>> start Material provided

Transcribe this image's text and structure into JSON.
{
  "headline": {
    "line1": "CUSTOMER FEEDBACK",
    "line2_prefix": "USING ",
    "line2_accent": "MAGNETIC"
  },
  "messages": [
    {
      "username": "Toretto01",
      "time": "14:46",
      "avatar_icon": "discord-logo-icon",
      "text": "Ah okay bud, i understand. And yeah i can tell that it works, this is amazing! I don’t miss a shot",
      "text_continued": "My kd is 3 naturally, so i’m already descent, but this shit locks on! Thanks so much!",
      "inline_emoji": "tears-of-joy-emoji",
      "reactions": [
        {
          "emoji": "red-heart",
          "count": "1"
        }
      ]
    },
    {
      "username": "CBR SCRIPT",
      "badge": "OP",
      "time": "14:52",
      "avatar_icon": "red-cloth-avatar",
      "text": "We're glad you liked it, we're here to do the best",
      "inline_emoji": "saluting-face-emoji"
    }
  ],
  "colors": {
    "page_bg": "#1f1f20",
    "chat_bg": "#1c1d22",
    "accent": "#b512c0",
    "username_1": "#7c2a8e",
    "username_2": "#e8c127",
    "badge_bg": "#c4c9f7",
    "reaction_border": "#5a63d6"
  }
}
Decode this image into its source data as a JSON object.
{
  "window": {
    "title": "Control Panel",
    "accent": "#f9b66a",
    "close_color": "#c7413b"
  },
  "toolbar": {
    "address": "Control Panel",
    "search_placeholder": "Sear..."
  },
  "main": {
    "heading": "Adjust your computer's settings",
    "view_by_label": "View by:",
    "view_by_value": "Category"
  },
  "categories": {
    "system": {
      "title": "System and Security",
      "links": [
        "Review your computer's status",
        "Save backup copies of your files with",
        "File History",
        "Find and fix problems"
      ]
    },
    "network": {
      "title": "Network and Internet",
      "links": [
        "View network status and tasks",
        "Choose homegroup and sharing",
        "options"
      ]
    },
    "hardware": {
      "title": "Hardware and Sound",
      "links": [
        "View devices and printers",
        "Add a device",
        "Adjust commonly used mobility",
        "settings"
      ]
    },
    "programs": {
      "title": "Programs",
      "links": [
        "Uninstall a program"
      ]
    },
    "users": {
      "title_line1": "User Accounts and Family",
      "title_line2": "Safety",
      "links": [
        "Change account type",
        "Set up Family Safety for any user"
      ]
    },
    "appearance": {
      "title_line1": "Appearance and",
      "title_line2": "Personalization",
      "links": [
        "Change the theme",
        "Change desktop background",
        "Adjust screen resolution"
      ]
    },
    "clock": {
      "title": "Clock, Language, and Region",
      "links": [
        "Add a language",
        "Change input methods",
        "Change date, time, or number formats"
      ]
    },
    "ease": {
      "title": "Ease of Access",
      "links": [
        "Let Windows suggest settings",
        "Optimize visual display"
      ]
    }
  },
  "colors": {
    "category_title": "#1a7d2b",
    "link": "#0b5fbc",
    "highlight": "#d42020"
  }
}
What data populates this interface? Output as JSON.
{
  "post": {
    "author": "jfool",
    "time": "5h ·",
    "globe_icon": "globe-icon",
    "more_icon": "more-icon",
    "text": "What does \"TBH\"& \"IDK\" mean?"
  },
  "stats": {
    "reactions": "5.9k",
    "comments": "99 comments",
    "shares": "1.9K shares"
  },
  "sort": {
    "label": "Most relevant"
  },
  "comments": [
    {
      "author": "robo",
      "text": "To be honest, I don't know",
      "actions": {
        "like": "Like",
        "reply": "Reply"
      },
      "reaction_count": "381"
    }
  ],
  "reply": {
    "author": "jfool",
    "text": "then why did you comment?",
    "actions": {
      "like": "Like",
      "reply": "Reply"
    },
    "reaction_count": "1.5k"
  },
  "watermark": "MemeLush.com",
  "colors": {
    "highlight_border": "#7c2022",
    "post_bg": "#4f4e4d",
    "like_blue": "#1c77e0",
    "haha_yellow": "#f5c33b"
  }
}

>> end Material provided

The problem:
Restate the records, all of them, precisely as written.

The solution:
Transcribe this image's text and structure into JSON.
{
  "headline": {
    "line1": "CUSTOMER FEEDBACK",
    "line2_prefix": "USING ",
    "line2_accent": "MAGNETIC"
  },
  "messages": [
    {
      "username": "Toretto01",
      "time": "14:46",
      "avatar_icon": "discord-logo-icon",
      "text": "Ah okay bud, i understand. And yeah i can tell that it works, this is amazing! I don’t miss a shot",
      "text_continued": "My kd is 3 naturally, so i’m already descent, but this shit locks on! Thanks so much!",
      "inline_emoji": "tears-of-joy-emoji",
      "reactions": [
        {
          "emoji": "red-heart",
          "count": "1"
        }
      ]
    },
    {
      "username": "CBR SCRIPT",
      "badge": "OP",
      "time": "14:52",
      "avatar_icon": "red-cloth-avatar",
      "text": "We're glad you liked it, we're here to do the best",
      "inline_emoji": "saluting-face-emoji"
    }
  ],
  "colors": {
    "page_bg": "#1f1f20",
    "chat_bg": "#1c1d22",
    "accent": "#b512c0",
    "username_1": "#7c2a8e",
    "username_2": "#e8c127",
    "badge_bg": "#c4c9f7",
    "reaction_border": "#5a63d6"
  }
}
Decode this image into its source data as a JSON object.
{
  "window": {
    "title": "Control Panel",
    "accent": "#f9b66a",
    "close_color": "#c7413b"
  },
  "toolbar": {
    "address": "Control Panel",
    "search_placeholder": "Sear..."
  },
  "main": {
    "heading": "Adjust your computer's settings",
    "view_by_label": "View by:",
    "view_by_value": "Category"
  },
  "categories": {
    "system": {
      "title": "System and Security",
      "links": [
        "Review your computer's status",
        "Save backup copies of your files with",
        "File History",
        "Find and fix problems"
      ]
    },
    "network": {
      "title": "Network and Internet",
      "links": [
        "View network status and tasks",
        "Choose homegroup and sharing",
        "options"
      ]
    },
    "hardware": {
      "title": "Hardware and Sound",
      "links": [
        "View devices and printers",
        "Add a device",
        "Adjust commonly used mobility",
        "settings"
      ]
    },
    "programs": {
      "title": "Programs",
      "links": [
        "Uninstall a program"
      ]
    },
    "users": {
      "title_line1": "User Accounts and Family",
      "title_line2": "Safety",
      "links": [
        "Change account type",
        "Set up Family Safety for any user"
      ]
    },
    "appearance": {
      "title_line1": "Appearance and",
      "title_line2": "Personalization",
      "links": [
        "Change the theme",
        "Change desktop background",
        "Adjust screen resolution"
      ]
    },
    "clock": {
      "title": "Clock, Language, and Region",
      "links": [
        "Add a language",
        "Change input methods",
        "Change date, time, or number formats"
      ]
    },
    "ease": {
      "title": "Ease of Access",
      "links": [
        "Let Windows suggest settings",
        "Optimize visual display"
      ]
    }
  },
  "colors": {
    "category_title": "#1a7d2b",
    "link": "#0b5fbc",
    "highlight": "#d42020"
  }
}
What data populates this interface? Output as JSON.
{
  "post": {
    "author": "jfool",
    "time": "5h ·",
    "globe_icon": "globe-icon",
    "more_icon": "more-icon",
    "text": "What does \"TBH\"& \"IDK\" mean?"
  },
  "stats": {
    "reactions": "5.9k",
    "comments": "99 comments",
    "shares": "1.9K shares"
  },
  "sort": {
    "label": "Most relevant"
  },
  "comments": [
    {
      "author": "robo",
      "text": "To be honest, I don't know",
      "actions": {
        "like": "Like",
        "reply": "Reply"
      },
      "reaction_count": "381"
    }
  ],
  "reply": {
    "author": "jfool",
    "text": "then why did you comment?",
    "actions": {
      "like": "Like",
      "reply": "Reply"
    },
    "reaction_count": "1.5k"
  },
  "watermark": "MemeLush.com",
  "colors": {
    "highlight_border": "#7c2022",
    "post_bg": "#4f4e4d",
    "like_blue": "#1c77e0",
    "haha_yellow": "#f5c33b"
  }
}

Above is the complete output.